Dataset items:
------

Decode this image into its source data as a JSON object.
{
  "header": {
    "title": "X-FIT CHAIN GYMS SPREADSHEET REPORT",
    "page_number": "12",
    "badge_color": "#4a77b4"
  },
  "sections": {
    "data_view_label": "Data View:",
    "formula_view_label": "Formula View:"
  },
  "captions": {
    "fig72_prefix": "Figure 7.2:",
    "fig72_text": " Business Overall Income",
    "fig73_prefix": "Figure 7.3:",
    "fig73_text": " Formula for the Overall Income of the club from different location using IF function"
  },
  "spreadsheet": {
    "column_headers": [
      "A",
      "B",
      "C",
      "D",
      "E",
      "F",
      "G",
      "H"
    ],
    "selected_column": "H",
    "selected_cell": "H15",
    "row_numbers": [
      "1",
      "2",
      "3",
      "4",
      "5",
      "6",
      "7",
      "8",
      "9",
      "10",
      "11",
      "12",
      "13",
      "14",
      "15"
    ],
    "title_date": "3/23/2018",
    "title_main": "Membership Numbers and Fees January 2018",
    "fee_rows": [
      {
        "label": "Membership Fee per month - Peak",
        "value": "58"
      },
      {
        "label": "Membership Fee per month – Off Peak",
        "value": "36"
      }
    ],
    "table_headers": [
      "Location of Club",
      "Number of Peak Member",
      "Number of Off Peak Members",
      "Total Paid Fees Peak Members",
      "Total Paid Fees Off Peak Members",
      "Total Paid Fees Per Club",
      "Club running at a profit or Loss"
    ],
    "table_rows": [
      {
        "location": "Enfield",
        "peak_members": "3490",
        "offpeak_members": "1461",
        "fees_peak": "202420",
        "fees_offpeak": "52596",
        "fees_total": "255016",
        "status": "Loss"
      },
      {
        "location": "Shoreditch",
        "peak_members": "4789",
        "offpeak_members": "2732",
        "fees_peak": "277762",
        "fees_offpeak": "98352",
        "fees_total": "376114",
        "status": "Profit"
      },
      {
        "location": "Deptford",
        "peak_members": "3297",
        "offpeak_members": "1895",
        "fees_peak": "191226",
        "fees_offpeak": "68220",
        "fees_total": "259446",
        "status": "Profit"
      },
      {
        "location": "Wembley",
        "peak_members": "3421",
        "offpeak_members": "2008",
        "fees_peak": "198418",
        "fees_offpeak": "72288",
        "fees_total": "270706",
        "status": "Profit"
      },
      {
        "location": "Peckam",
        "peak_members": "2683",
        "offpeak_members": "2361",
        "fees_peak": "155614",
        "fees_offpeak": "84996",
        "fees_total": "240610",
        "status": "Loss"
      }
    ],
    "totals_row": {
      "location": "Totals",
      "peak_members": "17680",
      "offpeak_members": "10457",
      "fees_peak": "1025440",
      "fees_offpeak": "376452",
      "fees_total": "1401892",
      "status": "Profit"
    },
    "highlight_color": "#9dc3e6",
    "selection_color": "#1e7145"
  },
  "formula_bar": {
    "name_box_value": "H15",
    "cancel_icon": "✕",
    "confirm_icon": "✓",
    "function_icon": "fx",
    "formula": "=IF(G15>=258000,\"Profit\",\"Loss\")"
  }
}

------

Task prompt:
Determine the number of lines in the data that contain "Income" as a word or string, and state only that number.

Exercise response:
2